Provide the records once more, identical to the original.

— START EXTRACTED RECORDS —

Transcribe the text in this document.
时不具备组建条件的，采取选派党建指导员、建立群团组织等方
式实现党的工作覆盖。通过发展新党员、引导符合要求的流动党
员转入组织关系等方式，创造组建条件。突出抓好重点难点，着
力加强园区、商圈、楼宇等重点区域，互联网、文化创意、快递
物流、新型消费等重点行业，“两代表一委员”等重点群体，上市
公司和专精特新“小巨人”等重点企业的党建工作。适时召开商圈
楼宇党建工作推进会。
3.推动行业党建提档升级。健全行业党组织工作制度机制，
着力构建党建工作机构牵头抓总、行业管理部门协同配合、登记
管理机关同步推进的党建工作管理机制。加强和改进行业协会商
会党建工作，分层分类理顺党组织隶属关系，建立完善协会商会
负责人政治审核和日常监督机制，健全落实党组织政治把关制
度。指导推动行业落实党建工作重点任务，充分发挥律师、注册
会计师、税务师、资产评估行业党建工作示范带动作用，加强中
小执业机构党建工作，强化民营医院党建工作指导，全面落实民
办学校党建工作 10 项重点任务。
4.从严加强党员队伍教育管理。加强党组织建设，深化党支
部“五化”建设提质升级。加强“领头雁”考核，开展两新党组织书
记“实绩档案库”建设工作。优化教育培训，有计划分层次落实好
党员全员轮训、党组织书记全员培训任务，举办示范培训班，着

— END EXTRACTED RECORDS —

## ANSWER FOR THIS EXERCISE
Transcribe the text in this document.
时不具备组建条件的，采取选派党建指导员、建立群团组织等方
式实现党的工作覆盖。通过发展新党员、引导符合要求的流动党
员转入组织关系等方式，创造组建条件。突出抓好重点难点，着
力加强园区、商圈、楼宇等重点区域，互联网、文化创意、快递
物流、新型消费等重点行业，“两代表一委员”等重点群体，上市
公司和专精特新“小巨人”等重点企业的党建工作。适时召开商圈
楼宇党建工作推进会。
3.推动行业党建提档升级。健全行业党组织工作制度机制，
着力构建党建工作机构牵头抓总、行业管理部门协同配合、登记
管理机关同步推进的党建工作管理机制。加强和改进行业协会商
会党建工作，分层分类理顺党组织隶属关系，建立完善协会商会
负责人政治审核和日常监督机制，健全落实党组织政治把关制
度。指导推动行业落实党建工作重点任务，充分发挥律师、注册
会计师、税务师、资产评估行业党建工作示范带动作用，加强中
小执业机构党建工作，强化民营医院党建工作指导，全面落实民
办学校党建工作 10 项重点任务。
4.从严加强党员队伍教育管理。加强党组织建设，深化党支
部“五化”建设提质升级。加强“领头雁”考核，开展两新党组织书
记“实绩档案库”建设工作。优化教育培训，有计划分层次落实好
党员全员轮训、党组织书记全员培训任务，举办示范培训班，着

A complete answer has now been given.